▶ **DATASET CONTENT**:
--------------------------------------------------

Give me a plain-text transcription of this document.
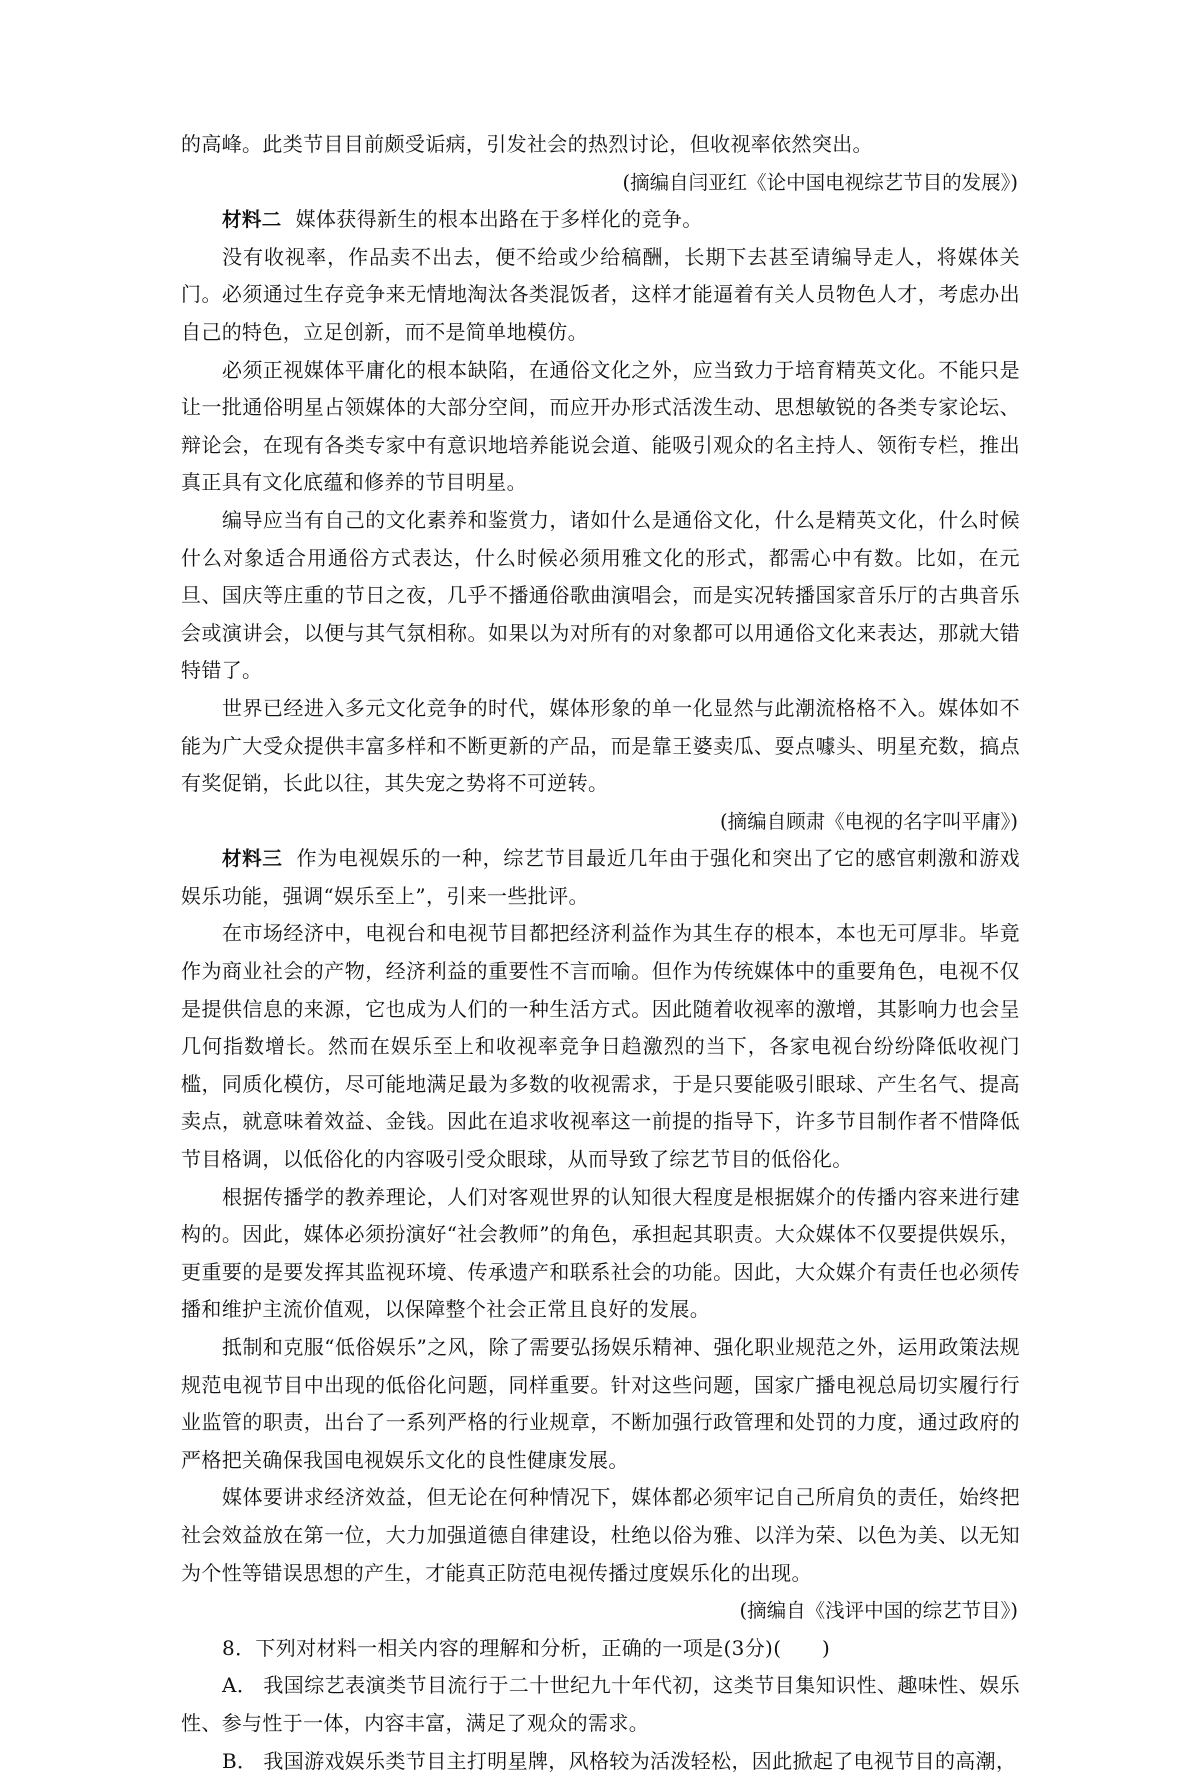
的高峰。此类节目目前颇受诟病，引发社会的热烈讨论，但收视率依然突出。

(摘编自闫亚红《论中国电视综艺节目的发展》)

材料二 媒体获得新生的根本出路在于多样化的竞争。

没有收视率，作品卖不出去，便不给或少给稿酬，长期下去甚至请编导走人，将媒体关门。必须通过生存竞争来无情地淘汰各类混饭者，这样才能逼着有关人员物色人才，考虑办出自己的特色，立足创新，而不是简单地模仿。

必须正视媒体平庸化的根本缺陷，在通俗文化之外，应当致力于培育精英文化。不能只是让一批通俗明星占领媒体的大部分空间，而应开办形式活泼生动、思想敏锐的各类专家论坛、辩论会，在现有各类专家中有意识地培养能说会道、能吸引观众的名主持人、领衔专栏，推出真正具有文化底蕴和修养的节目明星。

编导应当有自己的文化素养和鉴赏力，诸如什么是通俗文化，什么是精英文化，什么时候什么对象适合用通俗方式表达，什么时候必须用雅文化的形式，都需心中有数。比如，在元旦、国庆等庄重的节日之夜，几乎不播通俗歌曲演唱会，而是实况转播国家音乐厅的古典音乐会或演讲会，以便与其气氛相称。如果以为对所有的对象都可以用通俗文化来表达，那就大错特错了。

世界已经进入多元文化竞争的时代，媒体形象的单一化显然与此潮流格格不入。媒体如不能为广大受众提供丰富多样和不断更新的产品，而是靠王婆卖瓜、耍点噱头、明星充数，搞点有奖促销，长此以往，其失宠之势将不可逆转。

(摘编自顾肃《电视的名字叫平庸》)

材料三 作为电视娱乐的一种，综艺节目最近几年由于强化和突出了它的感官刺激和游戏娱乐功能，强调“娱乐至上”，引来一些批评。

在市场经济中，电视台和电视节目都把经济利益作为其生存的根本，本也无可厚非。毕竟作为商业社会的产物，经济利益的重要性不言而喻。但作为传统媒体中的重要角色，电视不仅是提供信息的来源，它也成为人们的一种生活方式。因此随着收视率的激增，其影响力也会呈几何指数增长。然而在娱乐至上和收视率竞争日趋激烈的当下，各家电视台纷纷降低收视门槛，同质化模仿，尽可能地满足最为多数的收视需求，于是只要能吸引眼球、产生名气、提高卖点，就意味着效益、金钱。因此在追求收视率这一前提的指导下，许多节目制作者不惜降低节目格调，以低俗化的内容吸引受众眼球，从而导致了综艺节目的低俗化。

根据传播学的教养理论，人们对客观世界的认知很大程度是根据媒介的传播内容来进行建构的。因此，媒体必须扮演好“社会教师”的角色，承担起其职责。大众媒体不仅要提供娱乐，更重要的是要发挥其监视环境、传承遗产和联系社会的功能。因此，大众媒介有责任也必须传播和维护主流价值观，以保障整个社会正常且良好的发展。

抵制和克服“低俗娱乐”之风，除了需要弘扬娱乐精神、强化职业规范之外，运用政策法规规范电视节目中出现的低俗化问题，同样重要。针对这些问题，国家广播电视总局切实履行行业监管的职责，出台了一系列严格的行业规章，不断加强行政管理和处罚的力度，通过政府的严格把关确保我国电视娱乐文化的良性健康发展。

媒体要讲求经济效益，但无论在何种情况下，媒体都必须牢记自己所肩负的责任，始终把社会效益放在第一位，大力加强道德自律建设，杜绝以俗为雅、以洋为荣、以色为美、以无知为个性等错误思想的产生，才能真正防范电视传播过度娱乐化的出现。

(摘编自《浅评中国的综艺节目》)

8．下列对材料一相关内容的理解和分析，正确的一项是(3分)(　　)

A． 我国综艺表演类节目流行于二十世纪九十年代初，这类节目集知识性、趣味性、娱乐性、参与性于一体，内容丰富，满足了观众的需求。

B． 我国游戏娱乐类节目主打明星牌，风格较为活泼轻松，因此掀起了电视节目的高潮，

--------------------------------------------------

▶ **SHORT TASK**: Using the records above, retype everything exactly except the pictures.

▶ **EXERCISE RESULT**:
Give me a plain-text transcription of this document.
的高峰。此类节目目前颇受诟病，引发社会的热烈讨论，但收视率依然突出。

(摘编自闫亚红《论中国电视综艺节目的发展》)

材料二 媒体获得新生的根本出路在于多样化的竞争。

没有收视率，作品卖不出去，便不给或少给稿酬，长期下去甚至请编导走人，将媒体关门。必须通过生存竞争来无情地淘汰各类混饭者，这样才能逼着有关人员物色人才，考虑办出自己的特色，立足创新，而不是简单地模仿。

必须正视媒体平庸化的根本缺陷，在通俗文化之外，应当致力于培育精英文化。不能只是让一批通俗明星占领媒体的大部分空间，而应开办形式活泼生动、思想敏锐的各类专家论坛、辩论会，在现有各类专家中有意识地培养能说会道、能吸引观众的名主持人、领衔专栏，推出真正具有文化底蕴和修养的节目明星。

编导应当有自己的文化素养和鉴赏力，诸如什么是通俗文化，什么是精英文化，什么时候什么对象适合用通俗方式表达，什么时候必须用雅文化的形式，都需心中有数。比如，在元旦、国庆等庄重的节日之夜，几乎不播通俗歌曲演唱会，而是实况转播国家音乐厅的古典音乐会或演讲会，以便与其气氛相称。如果以为对所有的对象都可以用通俗文化来表达，那就大错特错了。

世界已经进入多元文化竞争的时代，媒体形象的单一化显然与此潮流格格不入。媒体如不能为广大受众提供丰富多样和不断更新的产品，而是靠王婆卖瓜、耍点噱头、明星充数，搞点有奖促销，长此以往，其失宠之势将不可逆转。

(摘编自顾肃《电视的名字叫平庸》)

材料三 作为电视娱乐的一种，综艺节目最近几年由于强化和突出了它的感官刺激和游戏娱乐功能，强调“娱乐至上”，引来一些批评。

在市场经济中，电视台和电视节目都把经济利益作为其生存的根本，本也无可厚非。毕竟作为商业社会的产物，经济利益的重要性不言而喻。但作为传统媒体中的重要角色，电视不仅是提供信息的来源，它也成为人们的一种生活方式。因此随着收视率的激增，其影响力也会呈几何指数增长。然而在娱乐至上和收视率竞争日趋激烈的当下，各家电视台纷纷降低收视门槛，同质化模仿，尽可能地满足最为多数的收视需求，于是只要能吸引眼球、产生名气、提高卖点，就意味着效益、金钱。因此在追求收视率这一前提的指导下，许多节目制作者不惜降低节目格调，以低俗化的内容吸引受众眼球，从而导致了综艺节目的低俗化。

根据传播学的教养理论，人们对客观世界的认知很大程度是根据媒介的传播内容来进行建构的。因此，媒体必须扮演好“社会教师”的角色，承担起其职责。大众媒体不仅要提供娱乐，更重要的是要发挥其监视环境、传承遗产和联系社会的功能。因此，大众媒介有责任也必须传播和维护主流价值观，以保障整个社会正常且良好的发展。

抵制和克服“低俗娱乐”之风，除了需要弘扬娱乐精神、强化职业规范之外，运用政策法规规范电视节目中出现的低俗化问题，同样重要。针对这些问题，国家广播电视总局切实履行行业监管的职责，出台了一系列严格的行业规章，不断加强行政管理和处罚的力度，通过政府的严格把关确保我国电视娱乐文化的良性健康发展。

媒体要讲求经济效益，但无论在何种情况下，媒体都必须牢记自己所肩负的责任，始终把社会效益放在第一位，大力加强道德自律建设，杜绝以俗为雅、以洋为荣、以色为美、以无知为个性等错误思想的产生，才能真正防范电视传播过度娱乐化的出现。

(摘编自《浅评中国的综艺节目》)

8．下列对材料一相关内容的理解和分析，正确的一项是(3分)(　　)

A． 我国综艺表演类节目流行于二十世纪九十年代初，这类节目集知识性、趣味性、娱乐性、参与性于一体，内容丰富，满足了观众的需求。

B． 我国游戏娱乐类节目主打明星牌，风格较为活泼轻松，因此掀起了电视节目的高潮，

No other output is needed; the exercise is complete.